**REQUIRED WORK:**
Locate every line in the material below that has the word "Residuals". Copy each of those lines.

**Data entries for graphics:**
* * *

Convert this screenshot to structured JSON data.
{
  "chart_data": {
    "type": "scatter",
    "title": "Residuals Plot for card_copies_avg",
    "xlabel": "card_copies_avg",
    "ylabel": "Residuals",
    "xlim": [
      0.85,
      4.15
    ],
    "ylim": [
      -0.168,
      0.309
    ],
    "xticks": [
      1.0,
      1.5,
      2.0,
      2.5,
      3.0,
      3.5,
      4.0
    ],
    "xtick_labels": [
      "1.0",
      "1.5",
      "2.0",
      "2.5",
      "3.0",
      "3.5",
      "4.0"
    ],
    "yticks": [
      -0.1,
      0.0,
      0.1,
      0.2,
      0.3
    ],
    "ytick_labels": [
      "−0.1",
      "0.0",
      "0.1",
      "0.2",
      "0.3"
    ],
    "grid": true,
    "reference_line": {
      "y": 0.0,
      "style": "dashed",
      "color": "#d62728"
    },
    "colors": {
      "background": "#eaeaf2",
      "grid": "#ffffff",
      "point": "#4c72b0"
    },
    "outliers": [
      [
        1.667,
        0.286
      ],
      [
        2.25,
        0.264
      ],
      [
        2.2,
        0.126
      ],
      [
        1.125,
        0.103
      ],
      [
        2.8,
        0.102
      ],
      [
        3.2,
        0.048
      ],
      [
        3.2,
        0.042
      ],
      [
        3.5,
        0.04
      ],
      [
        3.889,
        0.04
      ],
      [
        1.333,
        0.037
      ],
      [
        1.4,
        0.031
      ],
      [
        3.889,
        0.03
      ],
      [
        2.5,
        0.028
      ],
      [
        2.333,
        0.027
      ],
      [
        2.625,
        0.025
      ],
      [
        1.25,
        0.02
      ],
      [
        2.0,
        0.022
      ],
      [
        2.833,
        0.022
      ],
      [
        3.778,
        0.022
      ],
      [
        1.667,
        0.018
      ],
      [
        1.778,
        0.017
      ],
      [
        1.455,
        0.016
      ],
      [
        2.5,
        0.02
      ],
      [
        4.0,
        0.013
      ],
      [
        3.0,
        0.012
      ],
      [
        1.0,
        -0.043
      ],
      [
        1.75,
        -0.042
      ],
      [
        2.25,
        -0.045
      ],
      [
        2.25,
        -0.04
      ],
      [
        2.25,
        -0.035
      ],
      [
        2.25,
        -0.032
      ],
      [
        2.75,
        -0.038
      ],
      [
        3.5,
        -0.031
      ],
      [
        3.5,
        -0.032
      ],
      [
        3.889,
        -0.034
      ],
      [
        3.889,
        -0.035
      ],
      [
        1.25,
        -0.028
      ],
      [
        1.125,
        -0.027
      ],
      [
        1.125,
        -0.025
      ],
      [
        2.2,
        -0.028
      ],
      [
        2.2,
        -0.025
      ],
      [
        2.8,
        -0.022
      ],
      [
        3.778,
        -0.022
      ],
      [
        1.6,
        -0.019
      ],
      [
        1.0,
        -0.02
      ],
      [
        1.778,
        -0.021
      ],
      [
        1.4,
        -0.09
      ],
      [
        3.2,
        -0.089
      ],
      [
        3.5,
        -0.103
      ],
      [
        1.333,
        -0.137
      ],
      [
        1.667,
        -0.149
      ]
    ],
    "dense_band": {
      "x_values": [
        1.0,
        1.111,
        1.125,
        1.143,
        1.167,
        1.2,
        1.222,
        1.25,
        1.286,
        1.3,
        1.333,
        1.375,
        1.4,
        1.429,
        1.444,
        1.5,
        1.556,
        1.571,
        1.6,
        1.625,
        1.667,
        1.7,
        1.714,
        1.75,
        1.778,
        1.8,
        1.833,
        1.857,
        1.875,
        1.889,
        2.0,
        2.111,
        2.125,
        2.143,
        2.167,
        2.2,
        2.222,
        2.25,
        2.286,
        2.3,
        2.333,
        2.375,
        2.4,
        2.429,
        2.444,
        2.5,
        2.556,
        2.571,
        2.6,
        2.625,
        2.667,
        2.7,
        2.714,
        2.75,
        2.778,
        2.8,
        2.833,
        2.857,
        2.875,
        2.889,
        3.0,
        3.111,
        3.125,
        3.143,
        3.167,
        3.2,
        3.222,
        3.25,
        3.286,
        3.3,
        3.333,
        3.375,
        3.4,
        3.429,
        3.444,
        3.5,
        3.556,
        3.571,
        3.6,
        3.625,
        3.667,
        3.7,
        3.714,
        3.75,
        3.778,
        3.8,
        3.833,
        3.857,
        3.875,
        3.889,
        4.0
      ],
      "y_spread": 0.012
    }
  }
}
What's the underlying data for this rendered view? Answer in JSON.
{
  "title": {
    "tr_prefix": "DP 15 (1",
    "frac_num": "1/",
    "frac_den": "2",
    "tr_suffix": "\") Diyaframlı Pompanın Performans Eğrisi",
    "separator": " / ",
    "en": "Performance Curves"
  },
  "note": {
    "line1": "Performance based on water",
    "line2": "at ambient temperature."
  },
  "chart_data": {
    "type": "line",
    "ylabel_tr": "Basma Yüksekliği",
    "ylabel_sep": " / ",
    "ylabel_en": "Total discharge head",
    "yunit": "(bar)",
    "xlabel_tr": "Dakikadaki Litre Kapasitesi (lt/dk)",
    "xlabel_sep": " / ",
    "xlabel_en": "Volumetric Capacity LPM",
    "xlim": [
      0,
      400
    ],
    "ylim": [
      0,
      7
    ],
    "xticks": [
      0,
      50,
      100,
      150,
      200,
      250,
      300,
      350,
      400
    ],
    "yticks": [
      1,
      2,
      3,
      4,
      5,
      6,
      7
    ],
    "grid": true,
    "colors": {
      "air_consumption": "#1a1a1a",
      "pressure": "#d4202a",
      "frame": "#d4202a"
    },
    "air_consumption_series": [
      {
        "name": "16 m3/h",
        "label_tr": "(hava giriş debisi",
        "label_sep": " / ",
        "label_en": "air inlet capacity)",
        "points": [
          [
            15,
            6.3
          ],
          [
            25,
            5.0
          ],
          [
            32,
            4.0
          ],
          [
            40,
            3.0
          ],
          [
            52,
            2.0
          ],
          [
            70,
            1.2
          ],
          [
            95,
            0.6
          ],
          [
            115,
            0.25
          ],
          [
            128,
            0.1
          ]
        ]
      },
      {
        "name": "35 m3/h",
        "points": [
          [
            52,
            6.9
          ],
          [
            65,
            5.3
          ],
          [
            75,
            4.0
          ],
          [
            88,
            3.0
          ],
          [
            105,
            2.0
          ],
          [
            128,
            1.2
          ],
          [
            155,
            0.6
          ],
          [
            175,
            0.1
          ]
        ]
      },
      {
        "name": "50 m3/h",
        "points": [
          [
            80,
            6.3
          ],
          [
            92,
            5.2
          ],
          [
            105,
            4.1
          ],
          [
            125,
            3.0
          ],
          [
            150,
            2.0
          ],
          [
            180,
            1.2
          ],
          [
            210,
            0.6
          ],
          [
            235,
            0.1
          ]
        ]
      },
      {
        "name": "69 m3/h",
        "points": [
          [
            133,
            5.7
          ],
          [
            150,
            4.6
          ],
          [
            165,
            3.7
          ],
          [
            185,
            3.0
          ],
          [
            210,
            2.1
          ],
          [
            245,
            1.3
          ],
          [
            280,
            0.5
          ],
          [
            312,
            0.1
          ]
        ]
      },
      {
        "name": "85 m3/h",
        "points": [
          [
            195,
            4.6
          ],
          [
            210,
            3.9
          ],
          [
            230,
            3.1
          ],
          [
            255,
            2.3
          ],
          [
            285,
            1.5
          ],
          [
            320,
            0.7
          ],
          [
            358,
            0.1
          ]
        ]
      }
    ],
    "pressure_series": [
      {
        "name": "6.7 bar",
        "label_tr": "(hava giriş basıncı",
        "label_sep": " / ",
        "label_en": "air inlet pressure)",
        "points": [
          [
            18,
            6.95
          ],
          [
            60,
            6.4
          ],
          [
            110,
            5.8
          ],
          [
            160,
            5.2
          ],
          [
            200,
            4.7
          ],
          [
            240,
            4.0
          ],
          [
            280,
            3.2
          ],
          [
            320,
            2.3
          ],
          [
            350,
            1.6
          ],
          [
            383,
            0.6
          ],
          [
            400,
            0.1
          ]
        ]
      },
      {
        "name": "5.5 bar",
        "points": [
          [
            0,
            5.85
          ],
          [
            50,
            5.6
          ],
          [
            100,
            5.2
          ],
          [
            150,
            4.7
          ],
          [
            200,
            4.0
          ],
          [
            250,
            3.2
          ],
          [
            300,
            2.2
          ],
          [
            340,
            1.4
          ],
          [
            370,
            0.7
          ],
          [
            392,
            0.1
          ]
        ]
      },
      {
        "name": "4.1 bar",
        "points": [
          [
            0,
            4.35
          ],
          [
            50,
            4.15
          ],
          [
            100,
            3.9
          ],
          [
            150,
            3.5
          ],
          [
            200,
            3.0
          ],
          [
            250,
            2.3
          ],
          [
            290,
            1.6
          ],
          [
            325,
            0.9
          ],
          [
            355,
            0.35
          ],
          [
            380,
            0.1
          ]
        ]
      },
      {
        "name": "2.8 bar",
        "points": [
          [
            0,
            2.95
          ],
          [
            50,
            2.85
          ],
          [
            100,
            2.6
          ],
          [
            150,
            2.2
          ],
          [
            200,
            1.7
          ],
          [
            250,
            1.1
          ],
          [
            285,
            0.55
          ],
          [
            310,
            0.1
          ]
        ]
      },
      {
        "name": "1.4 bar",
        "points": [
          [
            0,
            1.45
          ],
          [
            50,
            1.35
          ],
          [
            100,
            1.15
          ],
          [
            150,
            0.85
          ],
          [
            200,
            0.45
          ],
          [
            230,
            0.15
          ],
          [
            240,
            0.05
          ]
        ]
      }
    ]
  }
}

* * *

**TASK ANSWER:**
    "title": "Residuals Plot for card_copies_avg",
    "ylabel": "Residuals",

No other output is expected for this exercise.